> The request
Copy the records word for word, starting at their first line and ending with the line that contains "significance-bracket xyxy=(196,1339,322,1355)", including that line.

** START Extracted material **

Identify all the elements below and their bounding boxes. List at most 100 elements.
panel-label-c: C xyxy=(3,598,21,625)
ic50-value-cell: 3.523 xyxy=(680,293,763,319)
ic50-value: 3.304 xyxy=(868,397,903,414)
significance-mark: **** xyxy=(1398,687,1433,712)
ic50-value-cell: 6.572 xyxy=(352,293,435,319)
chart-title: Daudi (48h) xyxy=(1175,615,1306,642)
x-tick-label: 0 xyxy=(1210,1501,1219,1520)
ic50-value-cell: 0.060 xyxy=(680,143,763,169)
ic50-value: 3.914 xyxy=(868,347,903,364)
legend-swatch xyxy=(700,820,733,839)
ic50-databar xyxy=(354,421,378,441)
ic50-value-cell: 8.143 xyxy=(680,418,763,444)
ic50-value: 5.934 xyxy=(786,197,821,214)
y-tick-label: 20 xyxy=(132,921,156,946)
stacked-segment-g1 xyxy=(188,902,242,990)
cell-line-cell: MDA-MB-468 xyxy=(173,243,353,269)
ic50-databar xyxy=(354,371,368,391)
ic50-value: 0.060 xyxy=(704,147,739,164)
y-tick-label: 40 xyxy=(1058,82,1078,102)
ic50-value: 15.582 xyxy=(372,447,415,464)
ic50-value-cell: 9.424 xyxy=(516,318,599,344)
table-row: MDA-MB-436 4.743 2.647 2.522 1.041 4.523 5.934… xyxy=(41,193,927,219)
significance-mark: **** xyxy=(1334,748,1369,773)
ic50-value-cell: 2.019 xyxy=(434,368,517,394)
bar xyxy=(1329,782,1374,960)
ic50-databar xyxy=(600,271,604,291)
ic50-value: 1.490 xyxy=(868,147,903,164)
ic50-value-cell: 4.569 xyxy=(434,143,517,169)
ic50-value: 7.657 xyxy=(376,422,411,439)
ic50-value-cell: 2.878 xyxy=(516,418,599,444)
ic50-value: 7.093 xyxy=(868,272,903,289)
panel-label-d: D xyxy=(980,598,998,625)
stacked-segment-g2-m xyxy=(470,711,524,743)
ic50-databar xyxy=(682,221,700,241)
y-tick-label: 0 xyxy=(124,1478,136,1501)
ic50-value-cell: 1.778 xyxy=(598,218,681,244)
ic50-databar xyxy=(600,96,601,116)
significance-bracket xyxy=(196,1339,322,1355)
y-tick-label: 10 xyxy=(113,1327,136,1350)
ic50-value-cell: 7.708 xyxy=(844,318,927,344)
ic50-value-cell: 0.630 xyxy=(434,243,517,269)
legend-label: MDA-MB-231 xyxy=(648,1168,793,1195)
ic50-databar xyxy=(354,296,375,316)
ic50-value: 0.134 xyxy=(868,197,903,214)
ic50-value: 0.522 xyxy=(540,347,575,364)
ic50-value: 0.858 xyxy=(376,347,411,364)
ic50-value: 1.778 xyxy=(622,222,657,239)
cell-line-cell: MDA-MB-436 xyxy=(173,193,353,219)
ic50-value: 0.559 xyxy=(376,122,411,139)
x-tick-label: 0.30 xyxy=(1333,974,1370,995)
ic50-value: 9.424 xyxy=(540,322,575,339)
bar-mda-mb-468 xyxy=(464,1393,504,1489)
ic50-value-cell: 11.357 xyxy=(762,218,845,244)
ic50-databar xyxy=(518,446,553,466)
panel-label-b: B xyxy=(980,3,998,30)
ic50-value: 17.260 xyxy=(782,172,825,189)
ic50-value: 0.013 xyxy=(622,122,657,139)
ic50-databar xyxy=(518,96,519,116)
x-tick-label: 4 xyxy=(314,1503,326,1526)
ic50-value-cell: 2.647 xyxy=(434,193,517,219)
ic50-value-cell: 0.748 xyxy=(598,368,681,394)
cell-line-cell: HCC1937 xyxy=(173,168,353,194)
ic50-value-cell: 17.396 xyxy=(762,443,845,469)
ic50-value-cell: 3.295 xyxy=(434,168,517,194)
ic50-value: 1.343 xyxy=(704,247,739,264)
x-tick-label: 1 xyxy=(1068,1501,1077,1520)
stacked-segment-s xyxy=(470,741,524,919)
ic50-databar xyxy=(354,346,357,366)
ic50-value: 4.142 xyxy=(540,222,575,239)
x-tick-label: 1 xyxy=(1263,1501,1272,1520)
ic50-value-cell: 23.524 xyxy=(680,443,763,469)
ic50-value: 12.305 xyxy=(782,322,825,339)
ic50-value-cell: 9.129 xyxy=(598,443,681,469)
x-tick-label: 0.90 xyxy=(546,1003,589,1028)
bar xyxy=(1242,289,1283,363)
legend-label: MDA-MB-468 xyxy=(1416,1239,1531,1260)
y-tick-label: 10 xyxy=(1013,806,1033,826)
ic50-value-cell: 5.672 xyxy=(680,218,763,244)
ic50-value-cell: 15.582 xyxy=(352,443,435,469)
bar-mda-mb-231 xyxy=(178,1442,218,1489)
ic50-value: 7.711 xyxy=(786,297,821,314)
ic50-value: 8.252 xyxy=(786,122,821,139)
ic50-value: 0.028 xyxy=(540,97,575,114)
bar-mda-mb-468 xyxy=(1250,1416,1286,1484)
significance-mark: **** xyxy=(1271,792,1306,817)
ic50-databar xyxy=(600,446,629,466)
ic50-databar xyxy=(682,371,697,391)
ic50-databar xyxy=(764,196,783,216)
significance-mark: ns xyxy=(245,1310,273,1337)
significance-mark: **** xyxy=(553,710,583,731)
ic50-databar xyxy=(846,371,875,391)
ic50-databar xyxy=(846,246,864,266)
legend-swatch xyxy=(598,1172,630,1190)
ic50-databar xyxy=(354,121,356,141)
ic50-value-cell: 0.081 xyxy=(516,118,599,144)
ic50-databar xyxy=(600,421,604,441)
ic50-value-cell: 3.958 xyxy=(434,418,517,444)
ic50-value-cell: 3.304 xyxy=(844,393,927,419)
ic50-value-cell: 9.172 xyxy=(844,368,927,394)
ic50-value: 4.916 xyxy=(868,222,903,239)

** END Extracted material **

> Task result
Identify all the elements below and their bounding boxes. List at most 100 elements.
panel-label-c: C xyxy=(3,598,21,625)
ic50-value-cell: 3.523 xyxy=(680,293,763,319)
ic50-value: 3.304 xyxy=(868,397,903,414)
significance-mark: **** xyxy=(1398,687,1433,712)
ic50-value-cell: 6.572 xyxy=(352,293,435,319)
chart-title: Daudi (48h) xyxy=(1175,615,1306,642)
x-tick-label: 0 xyxy=(1210,1501,1219,1520)
ic50-value-cell: 0.060 xyxy=(680,143,763,169)
ic50-value: 3.914 xyxy=(868,347,903,364)
legend-swatch xyxy=(700,820,733,839)
ic50-databar xyxy=(354,421,378,441)
ic50-value-cell: 8.143 xyxy=(680,418,763,444)
ic50-value: 5.934 xyxy=(786,197,821,214)
y-tick-label: 20 xyxy=(132,921,156,946)
stacked-segment-g1 xyxy=(188,902,242,990)
cell-line-cell: MDA-MB-468 xyxy=(173,243,353,269)
ic50-databar xyxy=(354,371,368,391)
ic50-value: 0.060 xyxy=(704,147,739,164)
y-tick-label: 40 xyxy=(1058,82,1078,102)
ic50-value: 15.582 xyxy=(372,447,415,464)
ic50-value-cell: 9.424 xyxy=(516,318,599,344)
table-row: MDA-MB-436 4.743 2.647 2.522 1.041 4.523 5.934… xyxy=(41,193,927,219)
significance-mark: **** xyxy=(1334,748,1369,773)
ic50-value-cell: 2.019 xyxy=(434,368,517,394)
bar xyxy=(1329,782,1374,960)
ic50-databar xyxy=(600,271,604,291)
ic50-value: 1.490 xyxy=(868,147,903,164)
ic50-value-cell: 4.569 xyxy=(434,143,517,169)
ic50-value: 7.657 xyxy=(376,422,411,439)
ic50-value-cell: 2.878 xyxy=(516,418,599,444)
ic50-value: 7.093 xyxy=(868,272,903,289)
panel-label-d: D xyxy=(980,598,998,625)
stacked-segment-g2-m xyxy=(470,711,524,743)
ic50-databar xyxy=(682,221,700,241)
y-tick-label: 0 xyxy=(124,1478,136,1501)
ic50-value-cell: 1.778 xyxy=(598,218,681,244)
ic50-databar xyxy=(600,96,601,116)
significance-bracket xyxy=(196,1339,322,1355)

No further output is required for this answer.